Problem to work on: Restate the full set of records exactly, without adding or dropping a word.

Recorded data:

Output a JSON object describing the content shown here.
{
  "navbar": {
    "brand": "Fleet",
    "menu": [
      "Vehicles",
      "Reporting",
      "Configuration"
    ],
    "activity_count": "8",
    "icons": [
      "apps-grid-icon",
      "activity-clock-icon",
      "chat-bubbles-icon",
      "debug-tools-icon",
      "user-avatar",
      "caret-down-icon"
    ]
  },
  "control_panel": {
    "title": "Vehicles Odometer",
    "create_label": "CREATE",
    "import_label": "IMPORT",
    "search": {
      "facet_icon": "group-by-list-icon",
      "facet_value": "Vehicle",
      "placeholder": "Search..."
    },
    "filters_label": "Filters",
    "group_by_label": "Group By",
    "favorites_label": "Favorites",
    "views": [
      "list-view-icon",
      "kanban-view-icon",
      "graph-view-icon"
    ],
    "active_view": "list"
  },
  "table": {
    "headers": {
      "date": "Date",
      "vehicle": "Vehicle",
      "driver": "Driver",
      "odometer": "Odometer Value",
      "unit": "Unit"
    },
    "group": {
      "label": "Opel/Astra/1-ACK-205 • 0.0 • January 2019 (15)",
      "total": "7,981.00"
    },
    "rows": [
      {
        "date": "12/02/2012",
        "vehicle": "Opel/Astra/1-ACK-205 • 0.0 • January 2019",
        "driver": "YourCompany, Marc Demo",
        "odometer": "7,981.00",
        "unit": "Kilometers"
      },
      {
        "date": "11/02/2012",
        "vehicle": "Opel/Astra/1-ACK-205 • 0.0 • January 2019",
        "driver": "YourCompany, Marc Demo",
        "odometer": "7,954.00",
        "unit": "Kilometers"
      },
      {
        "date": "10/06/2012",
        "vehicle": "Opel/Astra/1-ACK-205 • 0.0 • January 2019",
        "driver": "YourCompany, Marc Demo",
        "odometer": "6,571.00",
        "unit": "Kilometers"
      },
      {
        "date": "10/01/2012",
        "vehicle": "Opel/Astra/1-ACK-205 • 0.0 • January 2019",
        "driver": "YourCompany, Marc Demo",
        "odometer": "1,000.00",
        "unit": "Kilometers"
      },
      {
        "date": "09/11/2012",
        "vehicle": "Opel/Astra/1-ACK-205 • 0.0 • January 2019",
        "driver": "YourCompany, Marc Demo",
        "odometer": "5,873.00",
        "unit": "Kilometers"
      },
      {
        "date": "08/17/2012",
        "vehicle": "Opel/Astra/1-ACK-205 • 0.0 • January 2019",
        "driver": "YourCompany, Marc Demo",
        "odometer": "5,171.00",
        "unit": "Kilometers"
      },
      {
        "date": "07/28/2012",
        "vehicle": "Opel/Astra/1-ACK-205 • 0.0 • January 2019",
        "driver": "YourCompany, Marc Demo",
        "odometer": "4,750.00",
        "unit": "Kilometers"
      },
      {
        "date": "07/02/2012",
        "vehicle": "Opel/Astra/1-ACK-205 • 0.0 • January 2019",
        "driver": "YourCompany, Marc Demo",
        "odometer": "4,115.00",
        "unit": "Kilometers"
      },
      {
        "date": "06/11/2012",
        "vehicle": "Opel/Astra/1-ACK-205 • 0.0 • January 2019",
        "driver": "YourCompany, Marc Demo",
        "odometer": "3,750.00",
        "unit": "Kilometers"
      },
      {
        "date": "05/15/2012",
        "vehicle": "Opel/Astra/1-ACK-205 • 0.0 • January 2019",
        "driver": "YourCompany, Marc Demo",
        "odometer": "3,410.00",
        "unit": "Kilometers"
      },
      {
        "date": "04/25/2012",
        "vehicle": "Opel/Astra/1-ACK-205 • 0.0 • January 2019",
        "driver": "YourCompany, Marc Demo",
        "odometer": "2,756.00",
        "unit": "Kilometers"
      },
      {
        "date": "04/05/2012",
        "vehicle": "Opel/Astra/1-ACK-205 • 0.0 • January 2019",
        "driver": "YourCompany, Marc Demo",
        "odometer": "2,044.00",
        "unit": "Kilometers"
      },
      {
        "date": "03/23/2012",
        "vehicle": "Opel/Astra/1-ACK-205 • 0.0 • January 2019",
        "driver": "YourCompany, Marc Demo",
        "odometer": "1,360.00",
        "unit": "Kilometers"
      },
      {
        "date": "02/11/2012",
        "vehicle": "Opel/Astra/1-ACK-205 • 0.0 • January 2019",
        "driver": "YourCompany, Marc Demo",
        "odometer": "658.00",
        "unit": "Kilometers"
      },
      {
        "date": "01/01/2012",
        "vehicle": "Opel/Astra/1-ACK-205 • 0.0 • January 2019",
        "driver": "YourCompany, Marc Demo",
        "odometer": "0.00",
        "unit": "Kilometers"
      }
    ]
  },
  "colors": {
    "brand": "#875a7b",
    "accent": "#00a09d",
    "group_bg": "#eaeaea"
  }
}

Written solution:
Output a JSON object describing the content shown here.
{
  "navbar": {
    "brand": "Fleet",
    "menu": [
      "Vehicles",
      "Reporting",
      "Configuration"
    ],
    "activity_count": "8",
    "icons": [
      "apps-grid-icon",
      "activity-clock-icon",
      "chat-bubbles-icon",
      "debug-tools-icon",
      "user-avatar",
      "caret-down-icon"
    ]
  },
  "control_panel": {
    "title": "Vehicles Odometer",
    "create_label": "CREATE",
    "import_label": "IMPORT",
    "search": {
      "facet_icon": "group-by-list-icon",
      "facet_value": "Vehicle",
      "placeholder": "Search..."
    },
    "filters_label": "Filters",
    "group_by_label": "Group By",
    "favorites_label": "Favorites",
    "views": [
      "list-view-icon",
      "kanban-view-icon",
      "graph-view-icon"
    ],
    "active_view": "list"
  },
  "table": {
    "headers": {
      "date": "Date",
      "vehicle": "Vehicle",
      "driver": "Driver",
      "odometer": "Odometer Value",
      "unit": "Unit"
    },
    "group": {
      "label": "Opel/Astra/1-ACK-205 • 0.0 • January 2019 (15)",
      "total": "7,981.00"
    },
    "rows": [
      {
        "date": "12/02/2012",
        "vehicle": "Opel/Astra/1-ACK-205 • 0.0 • January 2019",
        "driver": "YourCompany, Marc Demo",
        "odometer": "7,981.00",
        "unit": "Kilometers"
      },
      {
        "date": "11/02/2012",
        "vehicle": "Opel/Astra/1-ACK-205 • 0.0 • January 2019",
        "driver": "YourCompany, Marc Demo",
        "odometer": "7,954.00",
        "unit": "Kilometers"
      },
      {
        "date": "10/06/2012",
        "vehicle": "Opel/Astra/1-ACK-205 • 0.0 • January 2019",
        "driver": "YourCompany, Marc Demo",
        "odometer": "6,571.00",
        "unit": "Kilometers"
      },
      {
        "date": "10/01/2012",
        "vehicle": "Opel/Astra/1-ACK-205 • 0.0 • January 2019",
        "driver": "YourCompany, Marc Demo",
        "odometer": "1,000.00",
        "unit": "Kilometers"
      },
      {
        "date": "09/11/2012",
        "vehicle": "Opel/Astra/1-ACK-205 • 0.0 • January 2019",
        "driver": "YourCompany, Marc Demo",
        "odometer": "5,873.00",
        "unit": "Kilometers"
      },
      {
        "date": "08/17/2012",
        "vehicle": "Opel/Astra/1-ACK-205 • 0.0 • January 2019",
        "driver": "YourCompany, Marc Demo",
        "odometer": "5,171.00",
        "unit": "Kilometers"
      },
      {
        "date": "07/28/2012",
        "vehicle": "Opel/Astra/1-ACK-205 • 0.0 • January 2019",
        "driver": "YourCompany, Marc Demo",
        "odometer": "4,750.00",
        "unit": "Kilometers"
      },
      {
        "date": "07/02/2012",
        "vehicle": "Opel/Astra/1-ACK-205 • 0.0 • January 2019",
        "driver": "YourCompany, Marc Demo",
        "odometer": "4,115.00",
        "unit": "Kilometers"
      },
      {
        "date": "06/11/2012",
        "vehicle": "Opel/Astra/1-ACK-205 • 0.0 • January 2019",
        "driver": "YourCompany, Marc Demo",
        "odometer": "3,750.00",
        "unit": "Kilometers"
      },
      {
        "date": "05/15/2012",
        "vehicle": "Opel/Astra/1-ACK-205 • 0.0 • January 2019",
        "driver": "YourCompany, Marc Demo",
        "odometer": "3,410.00",
        "unit": "Kilometers"
      },
      {
        "date": "04/25/2012",
        "vehicle": "Opel/Astra/1-ACK-205 • 0.0 • January 2019",
        "driver": "YourCompany, Marc Demo",
        "odometer": "2,756.00",
        "unit": "Kilometers"
      },
      {
        "date": "04/05/2012",
        "vehicle": "Opel/Astra/1-ACK-205 • 0.0 • January 2019",
        "driver": "YourCompany, Marc Demo",
        "odometer": "2,044.00",
        "unit": "Kilometers"
      },
      {
        "date": "03/23/2012",
        "vehicle": "Opel/Astra/1-ACK-205 • 0.0 • January 2019",
        "driver": "YourCompany, Marc Demo",
        "odometer": "1,360.00",
        "unit": "Kilometers"
      },
      {
        "date": "02/11/2012",
        "vehicle": "Opel/Astra/1-ACK-205 • 0.0 • January 2019",
        "driver": "YourCompany, Marc Demo",
        "odometer": "658.00",
        "unit": "Kilometers"
      },
      {
        "date": "01/01/2012",
        "vehicle": "Opel/Astra/1-ACK-205 • 0.0 • January 2019",
        "driver": "YourCompany, Marc Demo",
        "odometer": "0.00",
        "unit": "Kilometers"
      }
    ]
  },
  "colors": {
    "brand": "#875a7b",
    "accent": "#00a09d",
    "group_bg": "#eaeaea"
  }
}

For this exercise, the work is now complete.